### WRITTEN REQUEST
Scan the entries for the string "doucement" and give the number of lines that have it, nothing further.

BEGIN MATERIAL PROVIDED

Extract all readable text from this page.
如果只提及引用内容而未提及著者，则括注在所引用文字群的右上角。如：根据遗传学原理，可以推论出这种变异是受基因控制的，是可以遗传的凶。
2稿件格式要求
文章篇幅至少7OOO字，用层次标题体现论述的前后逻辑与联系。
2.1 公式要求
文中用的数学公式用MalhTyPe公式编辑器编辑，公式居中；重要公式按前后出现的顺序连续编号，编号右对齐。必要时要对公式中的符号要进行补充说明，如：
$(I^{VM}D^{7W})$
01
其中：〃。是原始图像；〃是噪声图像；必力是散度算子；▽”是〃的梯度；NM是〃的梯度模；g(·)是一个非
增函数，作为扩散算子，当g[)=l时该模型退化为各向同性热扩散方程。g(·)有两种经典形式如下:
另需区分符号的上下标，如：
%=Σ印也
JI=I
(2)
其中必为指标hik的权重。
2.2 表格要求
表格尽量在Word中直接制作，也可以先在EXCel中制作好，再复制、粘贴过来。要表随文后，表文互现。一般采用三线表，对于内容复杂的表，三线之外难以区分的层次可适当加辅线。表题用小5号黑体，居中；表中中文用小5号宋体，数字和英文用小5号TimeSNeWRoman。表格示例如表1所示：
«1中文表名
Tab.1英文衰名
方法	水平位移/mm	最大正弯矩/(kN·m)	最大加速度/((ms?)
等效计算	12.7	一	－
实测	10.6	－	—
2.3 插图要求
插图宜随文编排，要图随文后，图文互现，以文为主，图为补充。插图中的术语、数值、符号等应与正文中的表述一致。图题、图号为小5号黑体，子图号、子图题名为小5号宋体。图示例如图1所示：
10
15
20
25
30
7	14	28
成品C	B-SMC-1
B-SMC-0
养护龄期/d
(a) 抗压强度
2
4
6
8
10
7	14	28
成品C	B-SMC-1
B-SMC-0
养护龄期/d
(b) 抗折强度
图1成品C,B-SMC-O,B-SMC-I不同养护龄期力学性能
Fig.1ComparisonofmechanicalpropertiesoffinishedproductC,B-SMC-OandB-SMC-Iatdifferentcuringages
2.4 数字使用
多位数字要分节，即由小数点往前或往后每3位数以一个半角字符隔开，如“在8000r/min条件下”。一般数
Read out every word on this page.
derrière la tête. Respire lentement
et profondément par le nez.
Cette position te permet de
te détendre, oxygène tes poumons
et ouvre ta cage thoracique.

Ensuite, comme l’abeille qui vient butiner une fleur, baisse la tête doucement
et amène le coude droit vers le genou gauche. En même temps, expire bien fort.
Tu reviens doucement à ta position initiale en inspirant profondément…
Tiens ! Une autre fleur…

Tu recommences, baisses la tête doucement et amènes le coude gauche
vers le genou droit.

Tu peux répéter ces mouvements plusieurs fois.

END MATERIAL PROVIDED

### RESPONSE TO THE TASK
3